• _Try it_: Nothing in the records may be dropped or altered when you repeat them.

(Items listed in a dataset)
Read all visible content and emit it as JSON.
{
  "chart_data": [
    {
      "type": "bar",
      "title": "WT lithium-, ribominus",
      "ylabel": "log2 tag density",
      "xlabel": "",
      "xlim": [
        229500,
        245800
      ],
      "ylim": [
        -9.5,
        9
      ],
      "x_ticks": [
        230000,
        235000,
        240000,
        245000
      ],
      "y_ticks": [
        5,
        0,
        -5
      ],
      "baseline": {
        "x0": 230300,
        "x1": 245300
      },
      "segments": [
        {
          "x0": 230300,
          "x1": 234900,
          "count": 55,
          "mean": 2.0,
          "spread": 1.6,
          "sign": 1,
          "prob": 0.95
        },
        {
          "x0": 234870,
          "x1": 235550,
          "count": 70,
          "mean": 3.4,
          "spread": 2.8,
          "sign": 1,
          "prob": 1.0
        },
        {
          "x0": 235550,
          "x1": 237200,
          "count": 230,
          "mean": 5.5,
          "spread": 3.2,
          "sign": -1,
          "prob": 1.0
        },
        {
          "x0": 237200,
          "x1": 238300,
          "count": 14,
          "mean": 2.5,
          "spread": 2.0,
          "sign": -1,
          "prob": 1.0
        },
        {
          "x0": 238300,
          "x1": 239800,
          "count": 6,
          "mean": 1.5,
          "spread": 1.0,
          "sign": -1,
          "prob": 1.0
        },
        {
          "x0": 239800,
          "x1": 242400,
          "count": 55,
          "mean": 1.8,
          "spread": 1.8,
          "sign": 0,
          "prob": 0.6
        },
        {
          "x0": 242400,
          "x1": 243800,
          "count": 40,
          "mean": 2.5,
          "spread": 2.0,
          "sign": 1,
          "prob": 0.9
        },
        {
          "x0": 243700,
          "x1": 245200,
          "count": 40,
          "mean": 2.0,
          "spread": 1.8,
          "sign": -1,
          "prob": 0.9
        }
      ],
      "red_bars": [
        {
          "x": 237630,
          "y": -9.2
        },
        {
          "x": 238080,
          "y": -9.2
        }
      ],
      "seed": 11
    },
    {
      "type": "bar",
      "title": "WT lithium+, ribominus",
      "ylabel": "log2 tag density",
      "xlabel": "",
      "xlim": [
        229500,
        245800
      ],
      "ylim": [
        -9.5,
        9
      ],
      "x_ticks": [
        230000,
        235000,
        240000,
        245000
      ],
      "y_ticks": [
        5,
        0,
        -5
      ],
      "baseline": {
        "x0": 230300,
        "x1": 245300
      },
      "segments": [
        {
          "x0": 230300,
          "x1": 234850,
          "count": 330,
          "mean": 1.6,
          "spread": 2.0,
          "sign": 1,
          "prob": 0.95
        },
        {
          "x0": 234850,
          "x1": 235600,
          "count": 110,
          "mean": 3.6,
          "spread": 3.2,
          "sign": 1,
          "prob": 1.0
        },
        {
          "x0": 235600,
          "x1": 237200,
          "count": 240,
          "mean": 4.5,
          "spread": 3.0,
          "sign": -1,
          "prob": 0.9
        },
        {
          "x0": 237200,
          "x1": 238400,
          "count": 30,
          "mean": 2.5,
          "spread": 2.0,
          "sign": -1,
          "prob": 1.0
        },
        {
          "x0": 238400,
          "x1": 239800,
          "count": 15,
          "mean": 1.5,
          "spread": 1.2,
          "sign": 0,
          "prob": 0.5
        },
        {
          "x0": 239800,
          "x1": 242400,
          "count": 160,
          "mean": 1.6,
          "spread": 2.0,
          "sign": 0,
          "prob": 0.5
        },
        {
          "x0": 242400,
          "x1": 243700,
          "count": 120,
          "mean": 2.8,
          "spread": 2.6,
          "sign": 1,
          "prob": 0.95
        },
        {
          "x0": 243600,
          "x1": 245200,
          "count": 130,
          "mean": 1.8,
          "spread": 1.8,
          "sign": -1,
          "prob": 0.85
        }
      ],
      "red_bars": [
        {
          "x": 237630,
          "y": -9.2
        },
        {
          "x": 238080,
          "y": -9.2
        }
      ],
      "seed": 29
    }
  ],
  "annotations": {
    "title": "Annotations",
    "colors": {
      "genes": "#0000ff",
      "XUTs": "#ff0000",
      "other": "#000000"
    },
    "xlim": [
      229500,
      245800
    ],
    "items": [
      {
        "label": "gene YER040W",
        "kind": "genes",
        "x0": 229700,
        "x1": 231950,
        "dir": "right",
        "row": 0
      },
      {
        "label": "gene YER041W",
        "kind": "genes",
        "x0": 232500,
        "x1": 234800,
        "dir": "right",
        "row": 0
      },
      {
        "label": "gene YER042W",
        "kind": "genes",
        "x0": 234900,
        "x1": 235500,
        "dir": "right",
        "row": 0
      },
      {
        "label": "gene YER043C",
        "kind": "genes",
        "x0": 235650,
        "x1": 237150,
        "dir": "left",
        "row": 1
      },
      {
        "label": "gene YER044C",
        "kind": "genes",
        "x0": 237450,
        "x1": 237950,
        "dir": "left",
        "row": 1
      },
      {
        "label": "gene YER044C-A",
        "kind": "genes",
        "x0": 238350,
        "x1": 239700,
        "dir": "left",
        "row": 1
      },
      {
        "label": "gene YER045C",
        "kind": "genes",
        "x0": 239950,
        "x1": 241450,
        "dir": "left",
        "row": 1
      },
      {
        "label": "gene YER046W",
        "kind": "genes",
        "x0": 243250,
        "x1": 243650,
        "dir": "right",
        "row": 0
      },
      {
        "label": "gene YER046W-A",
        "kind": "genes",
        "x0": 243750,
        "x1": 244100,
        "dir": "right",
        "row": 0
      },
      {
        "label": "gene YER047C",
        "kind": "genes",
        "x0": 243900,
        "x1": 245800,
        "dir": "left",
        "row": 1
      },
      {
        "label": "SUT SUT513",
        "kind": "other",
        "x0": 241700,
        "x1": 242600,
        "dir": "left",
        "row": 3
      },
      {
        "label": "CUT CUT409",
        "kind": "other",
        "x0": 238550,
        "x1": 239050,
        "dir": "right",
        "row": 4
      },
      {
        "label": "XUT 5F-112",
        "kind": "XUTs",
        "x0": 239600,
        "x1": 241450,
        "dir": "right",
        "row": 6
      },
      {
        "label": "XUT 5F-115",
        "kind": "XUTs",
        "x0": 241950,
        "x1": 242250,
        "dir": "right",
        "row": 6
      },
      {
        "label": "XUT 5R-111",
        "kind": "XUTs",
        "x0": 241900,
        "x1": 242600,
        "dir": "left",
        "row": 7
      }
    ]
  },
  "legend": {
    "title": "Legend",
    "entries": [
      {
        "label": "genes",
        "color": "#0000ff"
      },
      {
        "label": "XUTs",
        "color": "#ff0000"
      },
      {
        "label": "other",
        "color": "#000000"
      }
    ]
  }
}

• _Solved problem_:
Read all visible content and emit it as JSON.
{
  "chart_data": [
    {
      "type": "bar",
      "title": "WT lithium-, ribominus",
      "ylabel": "log2 tag density",
      "xlabel": "",
      "xlim": [
        229500,
        245800
      ],
      "ylim": [
        -9.5,
        9
      ],
      "x_ticks": [
        230000,
        235000,
        240000,
        245000
      ],
      "y_ticks": [
        5,
        0,
        -5
      ],
      "baseline": {
        "x0": 230300,
        "x1": 245300
      },
      "segments": [
        {
          "x0": 230300,
          "x1": 234900,
          "count": 55,
          "mean": 2.0,
          "spread": 1.6,
          "sign": 1,
          "prob": 0.95
        },
        {
          "x0": 234870,
          "x1": 235550,
          "count": 70,
          "mean": 3.4,
          "spread": 2.8,
          "sign": 1,
          "prob": 1.0
        },
        {
          "x0": 235550,
          "x1": 237200,
          "count": 230,
          "mean": 5.5,
          "spread": 3.2,
          "sign": -1,
          "prob": 1.0
        },
        {
          "x0": 237200,
          "x1": 238300,
          "count": 14,
          "mean": 2.5,
          "spread": 2.0,
          "sign": -1,
          "prob": 1.0
        },
        {
          "x0": 238300,
          "x1": 239800,
          "count": 6,
          "mean": 1.5,
          "spread": 1.0,
          "sign": -1,
          "prob": 1.0
        },
        {
          "x0": 239800,
          "x1": 242400,
          "count": 55,
          "mean": 1.8,
          "spread": 1.8,
          "sign": 0,
          "prob": 0.6
        },
        {
          "x0": 242400,
          "x1": 243800,
          "count": 40,
          "mean": 2.5,
          "spread": 2.0,
          "sign": 1,
          "prob": 0.9
        },
        {
          "x0": 243700,
          "x1": 245200,
          "count": 40,
          "mean": 2.0,
          "spread": 1.8,
          "sign": -1,
          "prob": 0.9
        }
      ],
      "red_bars": [
        {
          "x": 237630,
          "y": -9.2
        },
        {
          "x": 238080,
          "y": -9.2
        }
      ],
      "seed": 11
    },
    {
      "type": "bar",
      "title": "WT lithium+, ribominus",
      "ylabel": "log2 tag density",
      "xlabel": "",
      "xlim": [
        229500,
        245800
      ],
      "ylim": [
        -9.5,
        9
      ],
      "x_ticks": [
        230000,
        235000,
        240000,
        245000
      ],
      "y_ticks": [
        5,
        0,
        -5
      ],
      "baseline": {
        "x0": 230300,
        "x1": 245300
      },
      "segments": [
        {
          "x0": 230300,
          "x1": 234850,
          "count": 330,
          "mean": 1.6,
          "spread": 2.0,
          "sign": 1,
          "prob": 0.95
        },
        {
          "x0": 234850,
          "x1": 235600,
          "count": 110,
          "mean": 3.6,
          "spread": 3.2,
          "sign": 1,
          "prob": 1.0
        },
        {
          "x0": 235600,
          "x1": 237200,
          "count": 240,
          "mean": 4.5,
          "spread": 3.0,
          "sign": -1,
          "prob": 0.9
        },
        {
          "x0": 237200,
          "x1": 238400,
          "count": 30,
          "mean": 2.5,
          "spread": 2.0,
          "sign": -1,
          "prob": 1.0
        },
        {
          "x0": 238400,
          "x1": 239800,
          "count": 15,
          "mean": 1.5,
          "spread": 1.2,
          "sign": 0,
          "prob": 0.5
        },
        {
          "x0": 239800,
          "x1": 242400,
          "count": 160,
          "mean": 1.6,
          "spread": 2.0,
          "sign": 0,
          "prob": 0.5
        },
        {
          "x0": 242400,
          "x1": 243700,
          "count": 120,
          "mean": 2.8,
          "spread": 2.6,
          "sign": 1,
          "prob": 0.95
        },
        {
          "x0": 243600,
          "x1": 245200,
          "count": 130,
          "mean": 1.8,
          "spread": 1.8,
          "sign": -1,
          "prob": 0.85
        }
      ],
      "red_bars": [
        {
          "x": 237630,
          "y": -9.2
        },
        {
          "x": 238080,
          "y": -9.2
        }
      ],
      "seed": 29
    }
  ],
  "annotations": {
    "title": "Annotations",
    "colors": {
      "genes": "#0000ff",
      "XUTs": "#ff0000",
      "other": "#000000"
    },
    "xlim": [
      229500,
      245800
    ],
    "items": [
      {
        "label": "gene YER040W",
        "kind": "genes",
        "x0": 229700,
        "x1": 231950,
        "dir": "right",
        "row": 0
      },
      {
        "label": "gene YER041W",
        "kind": "genes",
        "x0": 232500,
        "x1": 234800,
        "dir": "right",
        "row": 0
      },
      {
        "label": "gene YER042W",
        "kind": "genes",
        "x0": 234900,
        "x1": 235500,
        "dir": "right",
        "row": 0
      },
      {
        "label": "gene YER043C",
        "kind": "genes",
        "x0": 235650,
        "x1": 237150,
        "dir": "left",
        "row": 1
      },
      {
        "label": "gene YER044C",
        "kind": "genes",
        "x0": 237450,
        "x1": 237950,
        "dir": "left",
        "row": 1
      },
      {
        "label": "gene YER044C-A",
        "kind": "genes",
        "x0": 238350,
        "x1": 239700,
        "dir": "left",
        "row": 1
      },
      {
        "label": "gene YER045C",
        "kind": "genes",
        "x0": 239950,
        "x1": 241450,
        "dir": "left",
        "row": 1
      },
      {
        "label": "gene YER046W",
        "kind": "genes",
        "x0": 243250,
        "x1": 243650,
        "dir": "right",
        "row": 0
      },
      {
        "label": "gene YER046W-A",
        "kind": "genes",
        "x0": 243750,
        "x1": 244100,
        "dir": "right",
        "row": 0
      },
      {
        "label": "gene YER047C",
        "kind": "genes",
        "x0": 243900,
        "x1": 245800,
        "dir": "left",
        "row": 1
      },
      {
        "label": "SUT SUT513",
        "kind": "other",
        "x0": 241700,
        "x1": 242600,
        "dir": "left",
        "row": 3
      },
      {
        "label": "CUT CUT409",
        "kind": "other",
        "x0": 238550,
        "x1": 239050,
        "dir": "right",
        "row": 4
      },
      {
        "label": "XUT 5F-112",
        "kind": "XUTs",
        "x0": 239600,
        "x1": 241450,
        "dir": "right",
        "row": 6
      },
      {
        "label": "XUT 5F-115",
        "kind": "XUTs",
        "x0": 241950,
        "x1": 242250,
        "dir": "right",
        "row": 6
      },
      {
        "label": "XUT 5R-111",
        "kind": "XUTs",
        "x0": 241900,
        "x1": 242600,
        "dir": "left",
        "row": 7
      }
    ]
  },
  "legend": {
    "title": "Legend",
    "entries": [
      {
        "label": "genes",
        "color": "#0000ff"
      },
      {
        "label": "XUTs",
        "color": "#ff0000"
      },
      {
        "label": "other",
        "color": "#000000"
      }
    ]
  }
}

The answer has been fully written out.